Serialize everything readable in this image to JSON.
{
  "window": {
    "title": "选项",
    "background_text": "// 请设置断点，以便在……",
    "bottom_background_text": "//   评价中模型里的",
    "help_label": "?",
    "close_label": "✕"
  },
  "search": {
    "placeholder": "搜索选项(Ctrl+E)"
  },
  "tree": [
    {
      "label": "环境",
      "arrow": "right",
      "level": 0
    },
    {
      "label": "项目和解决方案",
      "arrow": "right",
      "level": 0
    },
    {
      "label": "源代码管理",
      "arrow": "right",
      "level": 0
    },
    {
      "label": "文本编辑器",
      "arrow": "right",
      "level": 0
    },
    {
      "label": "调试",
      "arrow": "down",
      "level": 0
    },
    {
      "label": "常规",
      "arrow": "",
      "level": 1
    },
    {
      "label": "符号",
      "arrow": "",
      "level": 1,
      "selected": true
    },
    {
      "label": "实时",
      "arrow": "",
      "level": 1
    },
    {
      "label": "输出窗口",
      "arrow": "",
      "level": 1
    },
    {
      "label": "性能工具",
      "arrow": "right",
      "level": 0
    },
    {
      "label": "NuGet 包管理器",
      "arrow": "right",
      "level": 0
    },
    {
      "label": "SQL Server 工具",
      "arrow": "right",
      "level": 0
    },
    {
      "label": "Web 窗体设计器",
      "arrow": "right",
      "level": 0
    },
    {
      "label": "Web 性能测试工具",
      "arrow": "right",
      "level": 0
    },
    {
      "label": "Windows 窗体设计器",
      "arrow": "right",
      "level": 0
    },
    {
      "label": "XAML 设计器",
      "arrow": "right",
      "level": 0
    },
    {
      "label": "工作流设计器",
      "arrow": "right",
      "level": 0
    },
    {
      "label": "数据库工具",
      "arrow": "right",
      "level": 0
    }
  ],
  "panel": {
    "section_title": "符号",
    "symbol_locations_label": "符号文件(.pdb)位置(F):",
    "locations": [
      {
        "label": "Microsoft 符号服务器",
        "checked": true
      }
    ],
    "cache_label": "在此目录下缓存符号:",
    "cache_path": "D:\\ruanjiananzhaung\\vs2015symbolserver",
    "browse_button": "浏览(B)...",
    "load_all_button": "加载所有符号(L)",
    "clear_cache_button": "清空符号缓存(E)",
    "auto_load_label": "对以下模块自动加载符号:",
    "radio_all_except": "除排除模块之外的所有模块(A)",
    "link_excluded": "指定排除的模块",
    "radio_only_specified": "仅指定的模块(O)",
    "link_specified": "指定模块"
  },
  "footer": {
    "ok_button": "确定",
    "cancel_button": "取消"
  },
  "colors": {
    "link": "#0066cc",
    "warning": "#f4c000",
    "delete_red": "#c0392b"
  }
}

**Written problem:** Output an exact copy of each record.

**Result:**
Serialize everything readable in this image to JSON.
{
  "window": {
    "title": "选项",
    "background_text": "// 请设置断点，以便在……",
    "bottom_background_text": "//   评价中模型里的",
    "help_label": "?",
    "close_label": "✕"
  },
  "search": {
    "placeholder": "搜索选项(Ctrl+E)"
  },
  "tree": [
    {
      "label": "环境",
      "arrow": "right",
      "level": 0
    },
    {
      "label": "项目和解决方案",
      "arrow": "right",
      "level": 0
    },
    {
      "label": "源代码管理",
      "arrow": "right",
      "level": 0
    },
    {
      "label": "文本编辑器",
      "arrow": "right",
      "level": 0
    },
    {
      "label": "调试",
      "arrow": "down",
      "level": 0
    },
    {
      "label": "常规",
      "arrow": "",
      "level": 1
    },
    {
      "label": "符号",
      "arrow": "",
      "level": 1,
      "selected": true
    },
    {
      "label": "实时",
      "arrow": "",
      "level": 1
    },
    {
      "label": "输出窗口",
      "arrow": "",
      "level": 1
    },
    {
      "label": "性能工具",
      "arrow": "right",
      "level": 0
    },
    {
      "label": "NuGet 包管理器",
      "arrow": "right",
      "level": 0
    },
    {
      "label": "SQL Server 工具",
      "arrow": "right",
      "level": 0
    },
    {
      "label": "Web 窗体设计器",
      "arrow": "right",
      "level": 0
    },
    {
      "label": "Web 性能测试工具",
      "arrow": "right",
      "level": 0
    },
    {
      "label": "Windows 窗体设计器",
      "arrow": "right",
      "level": 0
    },
    {
      "label": "XAML 设计器",
      "arrow": "right",
      "level": 0
    },
    {
      "label": "工作流设计器",
      "arrow": "right",
      "level": 0
    },
    {
      "label": "数据库工具",
      "arrow": "right",
      "level": 0
    }
  ],
  "panel": {
    "section_title": "符号",
    "symbol_locations_label": "符号文件(.pdb)位置(F):",
    "locations": [
      {
        "label": "Microsoft 符号服务器",
        "checked": true
      }
    ],
    "cache_label": "在此目录下缓存符号:",
    "cache_path": "D:\\ruanjiananzhaung\\vs2015symbolserver",
    "browse_button": "浏览(B)...",
    "load_all_button": "加载所有符号(L)",
    "clear_cache_button": "清空符号缓存(E)",
    "auto_load_label": "对以下模块自动加载符号:",
    "radio_all_except": "除排除模块之外的所有模块(A)",
    "link_excluded": "指定排除的模块",
    "radio_only_specified": "仅指定的模块(O)",
    "link_specified": "指定模块"
  },
  "footer": {
    "ok_button": "确定",
    "cancel_button": "取消"
  },
  "colors": {
    "link": "#0066cc",
    "warning": "#f4c000",
    "delete_red": "#c0392b"
  }
}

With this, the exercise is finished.